WHAT TO PRODUCE: Every entry that follows should be repeated exactly; drop the images.

EXCERPTED RECORDS:
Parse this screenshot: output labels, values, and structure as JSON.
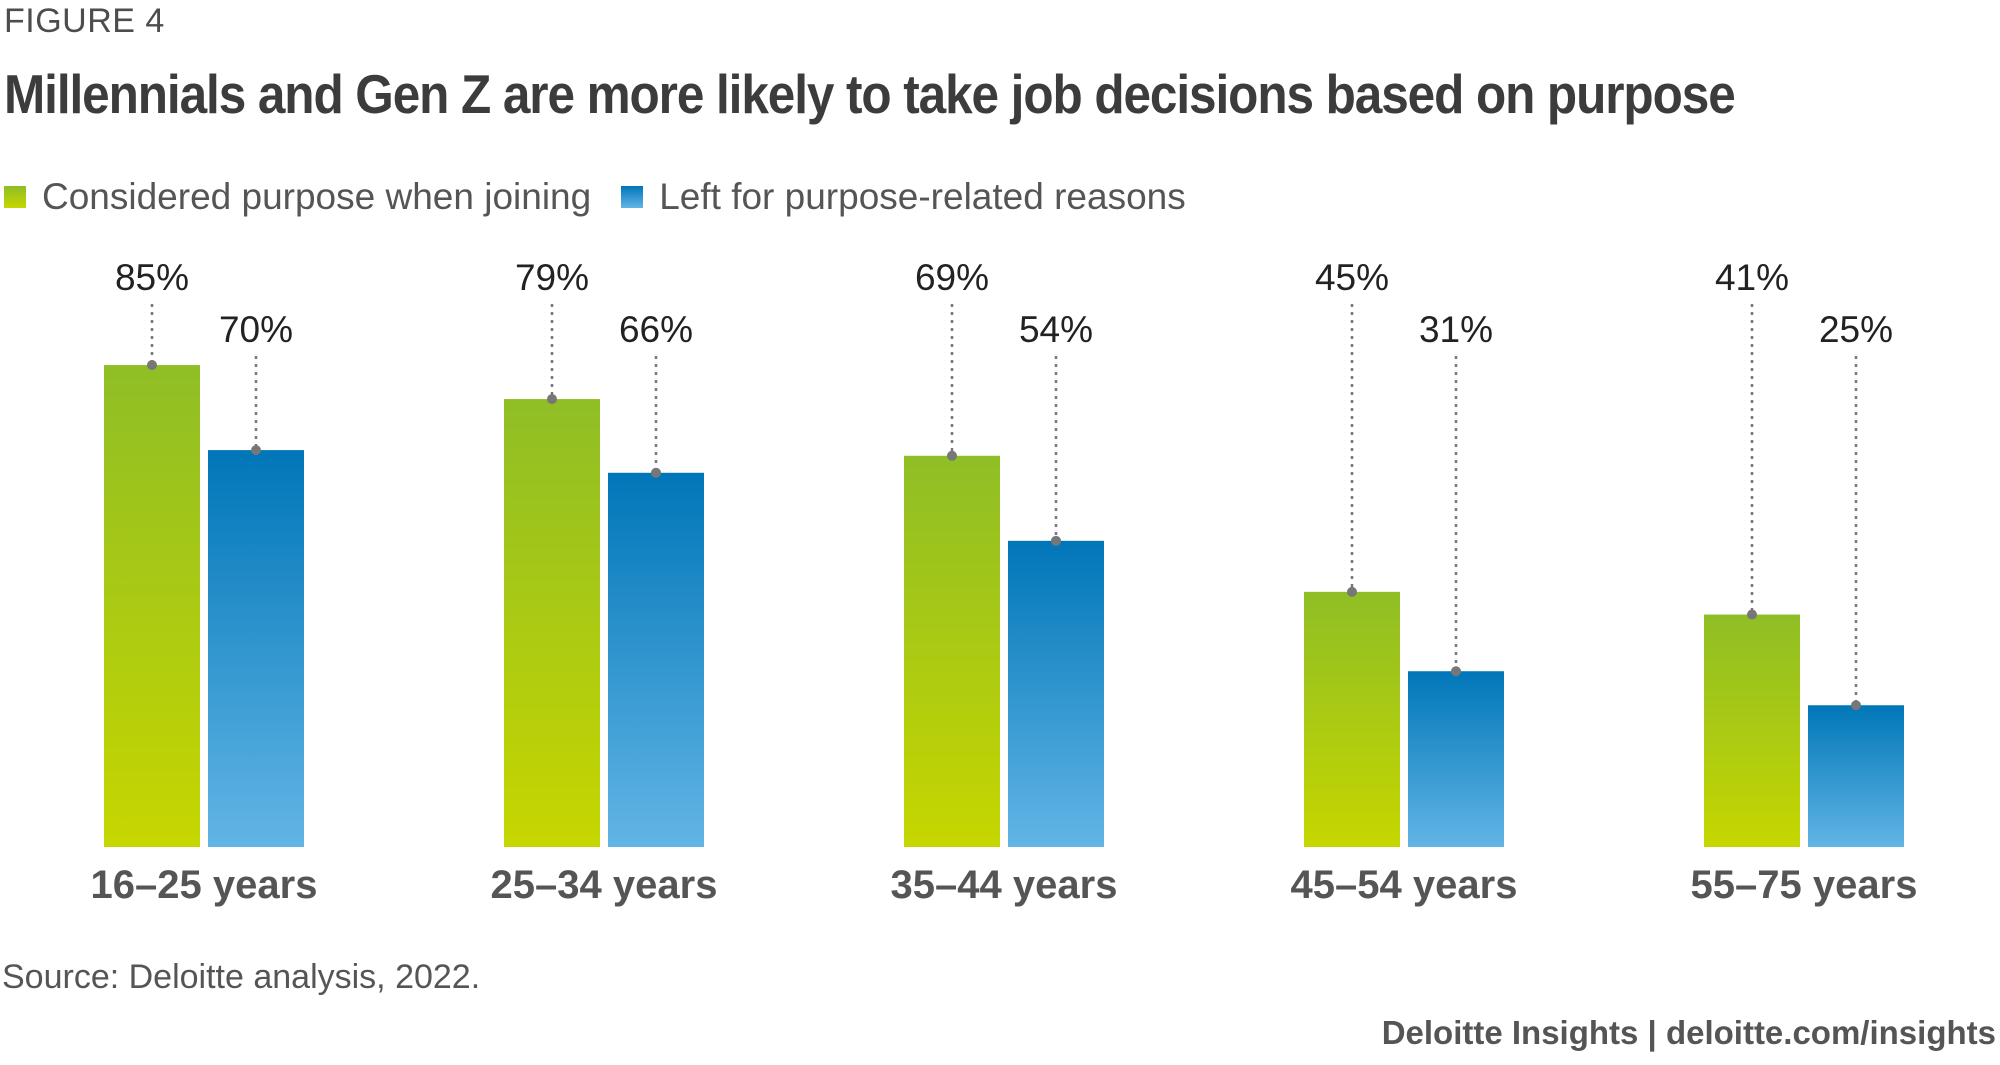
{
  "figure_label": "FIGURE 4",
  "title": "Millennials and Gen Z are more likely to take job decisions based on purpose",
  "source": "Source: Deloitte analysis, 2022.",
  "footer": {
    "brand": "Deloitte Insights",
    "separator": "|",
    "url": "deloitte.com/insights"
  },
  "colors": {
    "green_top": "#8fbe26",
    "green_bottom": "#c6d600",
    "blue_top": "#0076b8",
    "blue_bottom": "#62b5e5",
    "leader": "#777777"
  },
  "chart_data": {
    "type": "bar",
    "title": "Millennials and Gen Z are more likely to take job decisions based on purpose",
    "xlabel": "",
    "ylabel": "",
    "ylim": [
      0,
      100
    ],
    "grid": false,
    "legend_position": "top-left",
    "categories": [
      "16–25 years",
      "25–34 years",
      "35–44 years",
      "45–54 years",
      "55–75 years"
    ],
    "series": [
      {
        "name": "Considered purpose when joining",
        "values": [
          85,
          79,
          69,
          45,
          41
        ],
        "labels": [
          "85%",
          "79%",
          "69%",
          "45%",
          "41%"
        ]
      },
      {
        "name": "Left for purpose-related reasons",
        "values": [
          70,
          66,
          54,
          31,
          25
        ],
        "labels": [
          "70%",
          "66%",
          "54%",
          "31%",
          "25%"
        ]
      }
    ]
  }
}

FINISHED ANSWER:
Parse this screenshot: output labels, values, and structure as JSON.
{
  "figure_label": "FIGURE 4",
  "title": "Millennials and Gen Z are more likely to take job decisions based on purpose",
  "source": "Source: Deloitte analysis, 2022.",
  "footer": {
    "brand": "Deloitte Insights",
    "separator": "|",
    "url": "deloitte.com/insights"
  },
  "colors": {
    "green_top": "#8fbe26",
    "green_bottom": "#c6d600",
    "blue_top": "#0076b8",
    "blue_bottom": "#62b5e5",
    "leader": "#777777"
  },
  "chart_data": {
    "type": "bar",
    "title": "Millennials and Gen Z are more likely to take job decisions based on purpose",
    "xlabel": "",
    "ylabel": "",
    "ylim": [
      0,
      100
    ],
    "grid": false,
    "legend_position": "top-left",
    "categories": [
      "16–25 years",
      "25–34 years",
      "35–44 years",
      "45–54 years",
      "55–75 years"
    ],
    "series": [
      {
        "name": "Considered purpose when joining",
        "values": [
          85,
          79,
          69,
          45,
          41
        ],
        "labels": [
          "85%",
          "79%",
          "69%",
          "45%",
          "41%"
        ]
      },
      {
        "name": "Left for purpose-related reasons",
        "values": [
          70,
          66,
          54,
          31,
          25
        ],
        "labels": [
          "70%",
          "66%",
          "54%",
          "31%",
          "25%"
        ]
      }
    ]
  }
}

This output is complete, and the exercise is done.